#### [Supplied passage]
● ● ● ●

With this type of witness who, though well intentioned, has no memory of three contacts with the HSCA staff, and through confusion or faulty memory has flatly contradicted himself on the principal point of whether the brain was sectioned—the point that launched Horne on his harebrained theory—Horne decides to build a case around him. Horne thereby rejected the language in the autopsy and supplementary autopsy reports, and sworn testimony of Drs. Humes and Boswell, that the brain was not cross-sectioned or coronally sectioned (only small sections were taken), taking Stringer’s word in his 1996 testimony before the AARB over all of theirs that the brain was cross-sectioned. By doing so, he in effect accuses these honorable men of being in on a conspiracy to suppress the truth from the American public.

It obviously would be bad enough to take the word of someone whose credibility on this issue was as diminished as Stringer’s was over that of Drs. Humes and Boswell,
*
but since Horne writes it was estimated that fifteen people were present at the supplementary exam of the president’s brain, he must have been referring to more than just Humes and Boswell when he writes that Stringer’s “recollection of the sectioning of the brain” was “at variance with every other witness to that event who can be located today.”

● ● ● ●

#### [Records]
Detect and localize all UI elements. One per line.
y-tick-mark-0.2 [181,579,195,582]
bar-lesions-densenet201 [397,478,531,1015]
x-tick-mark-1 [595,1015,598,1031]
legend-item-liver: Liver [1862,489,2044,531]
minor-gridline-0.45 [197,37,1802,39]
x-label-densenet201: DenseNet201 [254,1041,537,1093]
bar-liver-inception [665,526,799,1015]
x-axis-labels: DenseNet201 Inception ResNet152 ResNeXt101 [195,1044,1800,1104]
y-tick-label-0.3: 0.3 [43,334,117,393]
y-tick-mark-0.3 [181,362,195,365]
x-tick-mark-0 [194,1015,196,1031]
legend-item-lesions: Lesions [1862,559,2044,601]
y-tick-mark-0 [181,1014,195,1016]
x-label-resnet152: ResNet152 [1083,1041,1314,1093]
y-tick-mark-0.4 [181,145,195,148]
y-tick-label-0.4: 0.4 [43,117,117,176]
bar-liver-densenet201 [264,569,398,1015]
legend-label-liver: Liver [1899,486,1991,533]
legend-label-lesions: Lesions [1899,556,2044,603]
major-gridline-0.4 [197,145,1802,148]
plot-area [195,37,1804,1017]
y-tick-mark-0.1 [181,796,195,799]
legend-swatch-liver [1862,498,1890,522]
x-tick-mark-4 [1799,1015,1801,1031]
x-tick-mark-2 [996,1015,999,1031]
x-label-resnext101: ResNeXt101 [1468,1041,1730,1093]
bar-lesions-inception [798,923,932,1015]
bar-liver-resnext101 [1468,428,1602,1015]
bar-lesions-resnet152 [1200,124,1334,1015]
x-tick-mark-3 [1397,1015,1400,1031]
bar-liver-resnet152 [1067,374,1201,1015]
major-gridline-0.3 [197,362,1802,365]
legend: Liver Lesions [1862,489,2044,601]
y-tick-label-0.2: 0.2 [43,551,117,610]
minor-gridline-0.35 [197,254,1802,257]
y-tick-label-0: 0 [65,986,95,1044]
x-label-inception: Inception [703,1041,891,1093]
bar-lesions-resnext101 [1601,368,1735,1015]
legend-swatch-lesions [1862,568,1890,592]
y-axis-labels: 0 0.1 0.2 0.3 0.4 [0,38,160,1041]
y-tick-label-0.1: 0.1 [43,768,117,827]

● ● ● ●

#### [Your instructions]
Name every person the excerpt refers to by surname, in order of first mention. Rely on the excerpt alone when answering.

#### [Answer to the problem]
Horne, Humes, Boswell, Stringer